REQUIREMENT:
Reproduce the entries below line for line, without changing any character.

GIVEN INFORMATION:
%%

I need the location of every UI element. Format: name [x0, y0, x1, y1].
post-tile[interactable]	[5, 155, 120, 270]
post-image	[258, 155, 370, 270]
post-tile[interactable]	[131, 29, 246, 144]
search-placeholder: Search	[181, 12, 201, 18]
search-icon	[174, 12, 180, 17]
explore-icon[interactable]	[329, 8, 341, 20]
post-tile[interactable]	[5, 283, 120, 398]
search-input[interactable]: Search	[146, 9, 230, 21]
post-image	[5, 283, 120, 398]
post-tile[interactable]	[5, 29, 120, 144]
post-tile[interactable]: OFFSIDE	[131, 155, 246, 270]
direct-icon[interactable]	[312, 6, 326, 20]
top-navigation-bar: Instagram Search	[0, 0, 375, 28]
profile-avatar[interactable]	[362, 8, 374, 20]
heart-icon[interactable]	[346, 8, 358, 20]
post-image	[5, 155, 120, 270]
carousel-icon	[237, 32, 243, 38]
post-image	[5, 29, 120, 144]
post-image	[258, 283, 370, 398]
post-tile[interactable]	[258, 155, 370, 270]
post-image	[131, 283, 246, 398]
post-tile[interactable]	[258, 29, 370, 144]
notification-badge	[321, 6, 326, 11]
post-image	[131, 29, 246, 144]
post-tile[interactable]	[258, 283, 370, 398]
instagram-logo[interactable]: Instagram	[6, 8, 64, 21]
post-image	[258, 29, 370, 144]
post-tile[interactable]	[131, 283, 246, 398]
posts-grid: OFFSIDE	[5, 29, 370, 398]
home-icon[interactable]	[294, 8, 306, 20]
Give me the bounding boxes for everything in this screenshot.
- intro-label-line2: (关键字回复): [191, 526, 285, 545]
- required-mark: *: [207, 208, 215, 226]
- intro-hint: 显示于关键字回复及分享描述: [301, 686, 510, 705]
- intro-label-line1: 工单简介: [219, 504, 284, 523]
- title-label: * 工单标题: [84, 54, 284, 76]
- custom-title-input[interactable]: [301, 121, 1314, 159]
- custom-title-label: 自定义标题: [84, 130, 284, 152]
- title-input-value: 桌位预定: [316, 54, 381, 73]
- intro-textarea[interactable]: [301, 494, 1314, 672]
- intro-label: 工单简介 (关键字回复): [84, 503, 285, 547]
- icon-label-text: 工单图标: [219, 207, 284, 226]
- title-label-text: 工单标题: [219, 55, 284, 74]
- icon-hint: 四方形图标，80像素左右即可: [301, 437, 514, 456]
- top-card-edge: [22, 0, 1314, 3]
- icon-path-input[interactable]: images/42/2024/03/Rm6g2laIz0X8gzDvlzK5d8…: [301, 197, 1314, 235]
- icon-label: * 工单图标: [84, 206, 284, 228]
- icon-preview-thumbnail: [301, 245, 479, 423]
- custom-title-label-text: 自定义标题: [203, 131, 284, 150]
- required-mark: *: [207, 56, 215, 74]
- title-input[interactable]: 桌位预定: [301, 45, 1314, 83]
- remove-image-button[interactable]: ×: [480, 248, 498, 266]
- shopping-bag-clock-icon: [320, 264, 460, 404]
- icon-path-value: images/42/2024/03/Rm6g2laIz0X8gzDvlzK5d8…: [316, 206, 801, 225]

%%

EXERCISE RESULT:
I need the location of every UI element. Format: name [x0, y0, x1, y1].
post-tile[interactable]	[5, 155, 120, 270]
post-image	[258, 155, 370, 270]
post-tile[interactable]	[131, 29, 246, 144]
search-placeholder: Search	[181, 12, 201, 18]
search-icon	[174, 12, 180, 17]
explore-icon[interactable]	[329, 8, 341, 20]
post-tile[interactable]	[5, 283, 120, 398]
search-input[interactable]: Search	[146, 9, 230, 21]
post-image	[5, 283, 120, 398]
post-tile[interactable]	[5, 29, 120, 144]
post-tile[interactable]: OFFSIDE	[131, 155, 246, 270]
direct-icon[interactable]	[312, 6, 326, 20]
top-navigation-bar: Instagram Search	[0, 0, 375, 28]
profile-avatar[interactable]	[362, 8, 374, 20]
heart-icon[interactable]	[346, 8, 358, 20]
post-image	[5, 155, 120, 270]
carousel-icon	[237, 32, 243, 38]
post-image	[5, 29, 120, 144]
post-image	[258, 283, 370, 398]
post-tile[interactable]	[258, 155, 370, 270]
post-image	[131, 283, 246, 398]
post-tile[interactable]	[258, 29, 370, 144]
notification-badge	[321, 6, 326, 11]
post-image	[131, 29, 246, 144]
post-tile[interactable]	[258, 283, 370, 398]
instagram-logo[interactable]: Instagram	[6, 8, 64, 21]
post-image	[258, 29, 370, 144]
post-tile[interactable]	[131, 283, 246, 398]
posts-grid: OFFSIDE	[5, 29, 370, 398]
home-icon[interactable]	[294, 8, 306, 20]
Give me the bounding boxes for everything in this screenshot.
- intro-label-line2: (关键字回复): [191, 526, 285, 545]
- required-mark: *: [207, 208, 215, 226]
- intro-hint: 显示于关键字回复及分享描述: [301, 686, 510, 705]
- intro-label-line1: 工单简介: [219, 504, 284, 523]
- title-label: * 工单标题: [84, 54, 284, 76]
- custom-title-input[interactable]: [301, 121, 1314, 159]
- custom-title-label: 自定义标题: [84, 130, 284, 152]
- title-input-value: 桌位预定: [316, 54, 381, 73]
- intro-textarea[interactable]: [301, 494, 1314, 672]
- intro-label: 工单简介 (关键字回复): [84, 503, 285, 547]
- icon-label-text: 工单图标: [219, 207, 284, 226]
- title-label-text: 工单标题: [219, 55, 284, 74]
- icon-hint: 四方形图标，80像素左右即可: [301, 437, 514, 456]
- top-card-edge: [22, 0, 1314, 3]
- icon-path-input[interactable]: images/42/2024/03/Rm6g2laIz0X8gzDvlzK5d8…: [301, 197, 1314, 235]
- icon-label: * 工单图标: [84, 206, 284, 228]
- icon-preview-thumbnail: [301, 245, 479, 423]
- custom-title-label-text: 自定义标题: [203, 131, 284, 150]
- required-mark: *: [207, 56, 215, 74]
- title-input[interactable]: 桌位预定: [301, 45, 1314, 83]
- remove-image-button[interactable]: ×: [480, 248, 498, 266]
- shopping-bag-clock-icon: [320, 264, 460, 404]
- icon-path-value: images/42/2024/03/Rm6g2laIz0X8gzDvlzK5d8…: [316, 206, 801, 225]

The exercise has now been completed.